[begin Stored rows]

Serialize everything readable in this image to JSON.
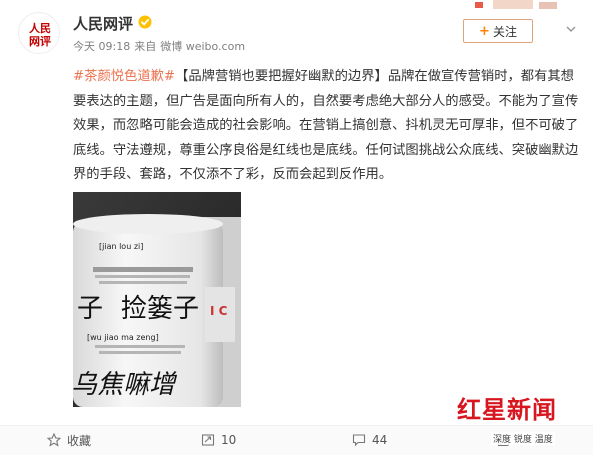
{
  "header": {
    "username": "人民网评",
    "timestamp": "今天 09:18",
    "source_prefix": "来自",
    "source": "微博 weibo.com",
    "follow_label": "关注",
    "avatar_text": "人民网评",
    "verified_icon": "verified-badge-icon",
    "accent_color": "#ff8200"
  },
  "post": {
    "topic": "#茶颜悦色道歉#",
    "body": "【品牌营销也要把握好幽默的边界】品牌在做宣传营销时，都有其想要表达的主题，但广告是面向所有人的，自然要考虑绝大部分人的感受。不能为了宣传效果，而忽略可能会造成的社会影响。在营销上搞创意、抖机灵无可厚非，但不可破了底线。守法遵规，尊重公序良俗是红线也是底线。任何试图挑战公众底线、突破幽默边界的手段、套路，不仅添不了彩，反而会起到反作用。",
    "topic_color": "#eb7350"
  },
  "photo": {
    "label1": "[jian lou zi]",
    "label2": "[wu jiao ma zeng]",
    "big_text1": "捡篓子",
    "big_text2": "乌焦嘛增",
    "side_letter": "子",
    "side_letter2": "I C"
  },
  "watermark": {
    "title": "红星新闻",
    "subtitle": "深度 锐度 温度",
    "color": "#d8161f"
  },
  "footer": {
    "favorite_label": "收藏",
    "forward_count": "10",
    "comment_count": "44",
    "like_count": ""
  }
}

[end Stored rows]

## What is needed
Quote the preceding records in their entirety, excluding every picture.

## Correct answer
Serialize everything readable in this image to JSON.
{
  "header": {
    "username": "人民网评",
    "timestamp": "今天 09:18",
    "source_prefix": "来自",
    "source": "微博 weibo.com",
    "follow_label": "关注",
    "avatar_text": "人民网评",
    "verified_icon": "verified-badge-icon",
    "accent_color": "#ff8200"
  },
  "post": {
    "topic": "#茶颜悦色道歉#",
    "body": "【品牌营销也要把握好幽默的边界】品牌在做宣传营销时，都有其想要表达的主题，但广告是面向所有人的，自然要考虑绝大部分人的感受。不能为了宣传效果，而忽略可能会造成的社会影响。在营销上搞创意、抖机灵无可厚非，但不可破了底线。守法遵规，尊重公序良俗是红线也是底线。任何试图挑战公众底线、突破幽默边界的手段、套路，不仅添不了彩，反而会起到反作用。",
    "topic_color": "#eb7350"
  },
  "photo": {
    "label1": "[jian lou zi]",
    "label2": "[wu jiao ma zeng]",
    "big_text1": "捡篓子",
    "big_text2": "乌焦嘛增",
    "side_letter": "子",
    "side_letter2": "I C"
  },
  "watermark": {
    "title": "红星新闻",
    "subtitle": "深度 锐度 温度",
    "color": "#d8161f"
  },
  "footer": {
    "favorite_label": "收藏",
    "forward_count": "10",
    "comment_count": "44",
    "like_count": ""
  }
}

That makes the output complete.